= Task instructions =
Look through the listing below and give the number of lines that hold "thumb". Say nothing more.

= Recorded data =

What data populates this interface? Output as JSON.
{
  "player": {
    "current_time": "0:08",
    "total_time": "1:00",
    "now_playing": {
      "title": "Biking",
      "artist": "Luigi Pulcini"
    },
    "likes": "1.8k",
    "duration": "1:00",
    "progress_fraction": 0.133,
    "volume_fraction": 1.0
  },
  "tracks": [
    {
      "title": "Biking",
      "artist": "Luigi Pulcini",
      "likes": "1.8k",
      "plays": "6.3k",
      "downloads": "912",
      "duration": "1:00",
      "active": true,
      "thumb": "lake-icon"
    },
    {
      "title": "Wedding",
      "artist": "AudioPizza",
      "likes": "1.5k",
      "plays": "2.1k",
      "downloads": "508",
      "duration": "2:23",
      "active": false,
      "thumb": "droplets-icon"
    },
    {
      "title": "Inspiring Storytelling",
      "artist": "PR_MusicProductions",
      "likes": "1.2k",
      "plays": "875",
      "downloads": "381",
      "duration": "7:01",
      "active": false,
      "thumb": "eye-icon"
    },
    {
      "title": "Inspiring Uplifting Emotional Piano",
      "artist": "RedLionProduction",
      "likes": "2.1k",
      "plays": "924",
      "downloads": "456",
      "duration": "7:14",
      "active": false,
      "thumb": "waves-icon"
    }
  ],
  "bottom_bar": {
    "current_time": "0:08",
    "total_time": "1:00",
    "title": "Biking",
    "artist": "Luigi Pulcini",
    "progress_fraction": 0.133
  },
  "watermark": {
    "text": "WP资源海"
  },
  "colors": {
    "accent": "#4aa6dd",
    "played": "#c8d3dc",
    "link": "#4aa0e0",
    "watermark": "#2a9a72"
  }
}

= Written solution =
4